[DIRECTIONS FOR THIS TASK] Track down the lines that contain "were" and copy them.

[Structured figure records]
※

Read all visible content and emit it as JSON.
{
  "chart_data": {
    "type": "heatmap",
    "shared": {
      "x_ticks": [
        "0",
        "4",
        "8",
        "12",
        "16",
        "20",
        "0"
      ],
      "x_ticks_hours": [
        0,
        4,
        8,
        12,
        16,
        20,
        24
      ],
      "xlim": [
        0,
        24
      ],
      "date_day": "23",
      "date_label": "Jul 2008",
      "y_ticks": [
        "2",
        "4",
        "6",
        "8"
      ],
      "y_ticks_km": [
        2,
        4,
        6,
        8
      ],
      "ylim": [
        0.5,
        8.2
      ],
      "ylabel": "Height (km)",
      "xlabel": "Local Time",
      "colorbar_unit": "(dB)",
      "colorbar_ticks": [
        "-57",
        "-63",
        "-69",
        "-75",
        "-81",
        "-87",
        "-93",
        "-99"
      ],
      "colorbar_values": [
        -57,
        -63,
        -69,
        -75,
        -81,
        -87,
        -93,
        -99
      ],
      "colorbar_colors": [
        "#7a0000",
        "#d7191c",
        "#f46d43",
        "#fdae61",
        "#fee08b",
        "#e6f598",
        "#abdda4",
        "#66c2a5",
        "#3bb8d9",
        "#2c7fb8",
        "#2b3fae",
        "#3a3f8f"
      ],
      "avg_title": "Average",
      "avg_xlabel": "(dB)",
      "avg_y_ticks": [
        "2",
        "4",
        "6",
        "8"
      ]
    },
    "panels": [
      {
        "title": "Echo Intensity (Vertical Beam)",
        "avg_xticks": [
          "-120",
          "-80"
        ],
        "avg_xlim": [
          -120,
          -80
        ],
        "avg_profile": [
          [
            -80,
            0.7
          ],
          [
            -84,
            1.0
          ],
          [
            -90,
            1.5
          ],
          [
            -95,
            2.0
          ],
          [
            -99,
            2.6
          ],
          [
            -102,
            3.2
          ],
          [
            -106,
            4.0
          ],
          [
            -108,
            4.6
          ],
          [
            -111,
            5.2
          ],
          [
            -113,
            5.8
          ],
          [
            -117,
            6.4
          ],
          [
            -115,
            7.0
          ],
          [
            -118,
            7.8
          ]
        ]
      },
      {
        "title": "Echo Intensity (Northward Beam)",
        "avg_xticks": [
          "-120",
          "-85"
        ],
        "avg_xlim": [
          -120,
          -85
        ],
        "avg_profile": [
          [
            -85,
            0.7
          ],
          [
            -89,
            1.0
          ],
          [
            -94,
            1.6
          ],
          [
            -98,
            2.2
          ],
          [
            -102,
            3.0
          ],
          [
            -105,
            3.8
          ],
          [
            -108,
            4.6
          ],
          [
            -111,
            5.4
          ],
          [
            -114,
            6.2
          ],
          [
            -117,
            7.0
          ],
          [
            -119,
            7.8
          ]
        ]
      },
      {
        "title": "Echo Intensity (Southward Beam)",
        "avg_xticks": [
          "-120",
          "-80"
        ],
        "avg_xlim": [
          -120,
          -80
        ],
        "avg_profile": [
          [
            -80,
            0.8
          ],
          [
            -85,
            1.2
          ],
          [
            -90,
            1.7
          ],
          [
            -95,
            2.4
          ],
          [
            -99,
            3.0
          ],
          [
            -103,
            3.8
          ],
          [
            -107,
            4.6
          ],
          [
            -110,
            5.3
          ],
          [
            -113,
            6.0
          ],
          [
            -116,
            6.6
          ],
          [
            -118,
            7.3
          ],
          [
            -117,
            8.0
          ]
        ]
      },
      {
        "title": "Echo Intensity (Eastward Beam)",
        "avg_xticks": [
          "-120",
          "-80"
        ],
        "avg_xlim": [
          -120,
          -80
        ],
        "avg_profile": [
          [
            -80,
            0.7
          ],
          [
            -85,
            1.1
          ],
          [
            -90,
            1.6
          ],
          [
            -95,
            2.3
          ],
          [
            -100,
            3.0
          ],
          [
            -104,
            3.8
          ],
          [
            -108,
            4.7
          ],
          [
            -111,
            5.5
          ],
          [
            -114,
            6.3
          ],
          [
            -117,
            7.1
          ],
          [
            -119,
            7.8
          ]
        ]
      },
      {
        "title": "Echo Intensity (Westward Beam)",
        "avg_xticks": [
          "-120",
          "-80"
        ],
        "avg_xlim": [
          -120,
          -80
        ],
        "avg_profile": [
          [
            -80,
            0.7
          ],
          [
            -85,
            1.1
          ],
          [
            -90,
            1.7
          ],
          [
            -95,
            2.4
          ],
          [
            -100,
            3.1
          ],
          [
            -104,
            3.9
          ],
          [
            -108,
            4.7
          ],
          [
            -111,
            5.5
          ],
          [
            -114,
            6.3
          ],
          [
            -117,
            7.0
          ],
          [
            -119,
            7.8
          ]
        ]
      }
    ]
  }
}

※

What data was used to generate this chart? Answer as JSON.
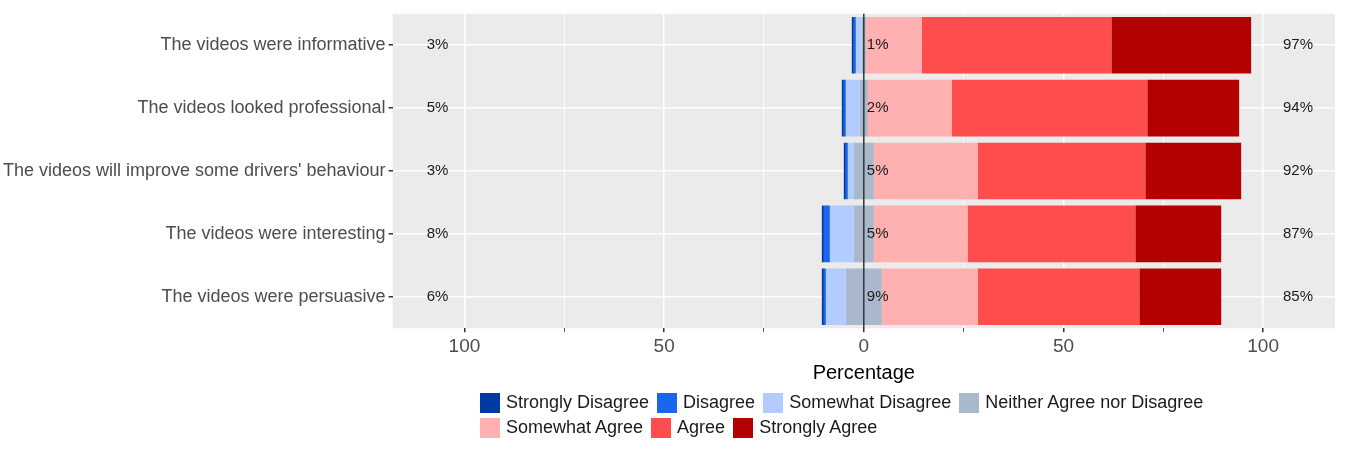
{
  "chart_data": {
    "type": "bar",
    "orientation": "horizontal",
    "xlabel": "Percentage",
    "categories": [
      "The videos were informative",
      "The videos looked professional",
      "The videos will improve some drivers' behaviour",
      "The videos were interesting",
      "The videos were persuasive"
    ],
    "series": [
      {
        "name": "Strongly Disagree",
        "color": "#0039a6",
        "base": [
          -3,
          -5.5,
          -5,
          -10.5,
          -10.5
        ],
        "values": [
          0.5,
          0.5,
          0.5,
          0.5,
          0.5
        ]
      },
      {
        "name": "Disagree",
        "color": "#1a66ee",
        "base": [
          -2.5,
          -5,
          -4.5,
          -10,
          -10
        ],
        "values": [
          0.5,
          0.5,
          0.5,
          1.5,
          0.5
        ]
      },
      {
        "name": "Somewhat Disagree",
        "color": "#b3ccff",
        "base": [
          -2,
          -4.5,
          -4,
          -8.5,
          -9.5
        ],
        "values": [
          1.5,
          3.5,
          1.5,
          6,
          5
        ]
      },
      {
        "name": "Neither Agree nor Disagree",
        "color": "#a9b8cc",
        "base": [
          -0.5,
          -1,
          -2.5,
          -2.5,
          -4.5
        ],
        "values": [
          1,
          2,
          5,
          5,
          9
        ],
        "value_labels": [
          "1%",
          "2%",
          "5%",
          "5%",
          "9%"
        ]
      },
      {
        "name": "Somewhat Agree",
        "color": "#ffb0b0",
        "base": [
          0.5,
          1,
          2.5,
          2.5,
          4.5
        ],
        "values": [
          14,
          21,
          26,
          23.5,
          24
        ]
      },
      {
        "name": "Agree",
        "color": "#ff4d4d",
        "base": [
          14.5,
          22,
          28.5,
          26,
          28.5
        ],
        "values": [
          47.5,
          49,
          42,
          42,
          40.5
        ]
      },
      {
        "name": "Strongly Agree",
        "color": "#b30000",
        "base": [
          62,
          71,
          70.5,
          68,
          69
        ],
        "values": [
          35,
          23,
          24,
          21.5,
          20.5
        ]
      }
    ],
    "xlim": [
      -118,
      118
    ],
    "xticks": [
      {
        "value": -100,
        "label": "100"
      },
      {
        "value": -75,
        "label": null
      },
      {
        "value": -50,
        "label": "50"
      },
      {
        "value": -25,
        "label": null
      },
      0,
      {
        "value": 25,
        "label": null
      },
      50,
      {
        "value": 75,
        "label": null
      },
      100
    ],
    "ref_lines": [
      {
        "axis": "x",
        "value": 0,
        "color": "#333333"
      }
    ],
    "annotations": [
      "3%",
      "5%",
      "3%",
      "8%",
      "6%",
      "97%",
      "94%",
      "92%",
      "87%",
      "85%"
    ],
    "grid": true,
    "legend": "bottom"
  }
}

※

[FULL SOLUTION]
      "The videos were informative",
      "The videos were interesting",
      "The videos were persuasive"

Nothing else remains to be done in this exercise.